## start SUPPLIED DATA

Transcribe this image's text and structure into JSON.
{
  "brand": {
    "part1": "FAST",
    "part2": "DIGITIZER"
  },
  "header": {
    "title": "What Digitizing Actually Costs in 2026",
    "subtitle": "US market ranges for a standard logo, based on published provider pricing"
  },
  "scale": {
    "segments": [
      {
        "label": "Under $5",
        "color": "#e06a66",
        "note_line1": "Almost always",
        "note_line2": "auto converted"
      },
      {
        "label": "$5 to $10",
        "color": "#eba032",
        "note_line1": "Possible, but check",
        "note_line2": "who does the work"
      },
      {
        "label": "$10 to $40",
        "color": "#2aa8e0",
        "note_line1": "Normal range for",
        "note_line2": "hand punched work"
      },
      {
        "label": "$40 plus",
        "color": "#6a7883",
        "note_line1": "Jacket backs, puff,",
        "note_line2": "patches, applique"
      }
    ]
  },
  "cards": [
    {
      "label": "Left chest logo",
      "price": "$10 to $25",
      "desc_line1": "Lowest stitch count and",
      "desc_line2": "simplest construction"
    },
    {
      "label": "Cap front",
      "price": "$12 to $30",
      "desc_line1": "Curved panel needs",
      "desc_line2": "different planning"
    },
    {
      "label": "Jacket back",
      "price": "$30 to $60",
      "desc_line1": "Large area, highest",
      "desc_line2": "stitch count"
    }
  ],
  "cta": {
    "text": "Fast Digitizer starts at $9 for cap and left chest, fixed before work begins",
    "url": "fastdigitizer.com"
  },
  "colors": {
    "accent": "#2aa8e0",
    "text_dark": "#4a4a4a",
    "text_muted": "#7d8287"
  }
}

## end SUPPLIED DATA

**GIVEN PROBLEM:**
Return the whole listing exactly, with every line included.

**SOLUTION TO THE PROBLEM:**
Transcribe this image's text and structure into JSON.
{
  "brand": {
    "part1": "FAST",
    "part2": "DIGITIZER"
  },
  "header": {
    "title": "What Digitizing Actually Costs in 2026",
    "subtitle": "US market ranges for a standard logo, based on published provider pricing"
  },
  "scale": {
    "segments": [
      {
        "label": "Under $5",
        "color": "#e06a66",
        "note_line1": "Almost always",
        "note_line2": "auto converted"
      },
      {
        "label": "$5 to $10",
        "color": "#eba032",
        "note_line1": "Possible, but check",
        "note_line2": "who does the work"
      },
      {
        "label": "$10 to $40",
        "color": "#2aa8e0",
        "note_line1": "Normal range for",
        "note_line2": "hand punched work"
      },
      {
        "label": "$40 plus",
        "color": "#6a7883",
        "note_line1": "Jacket backs, puff,",
        "note_line2": "patches, applique"
      }
    ]
  },
  "cards": [
    {
      "label": "Left chest logo",
      "price": "$10 to $25",
      "desc_line1": "Lowest stitch count and",
      "desc_line2": "simplest construction"
    },
    {
      "label": "Cap front",
      "price": "$12 to $30",
      "desc_line1": "Curved panel needs",
      "desc_line2": "different planning"
    },
    {
      "label": "Jacket back",
      "price": "$30 to $60",
      "desc_line1": "Large area, highest",
      "desc_line2": "stitch count"
    }
  ],
  "cta": {
    "text": "Fast Digitizer starts at $9 for cap and left chest, fixed before work begins",
    "url": "fastdigitizer.com"
  },
  "colors": {
    "accent": "#2aa8e0",
    "text_dark": "#4a4a4a",
    "text_muted": "#7d8287"
  }
}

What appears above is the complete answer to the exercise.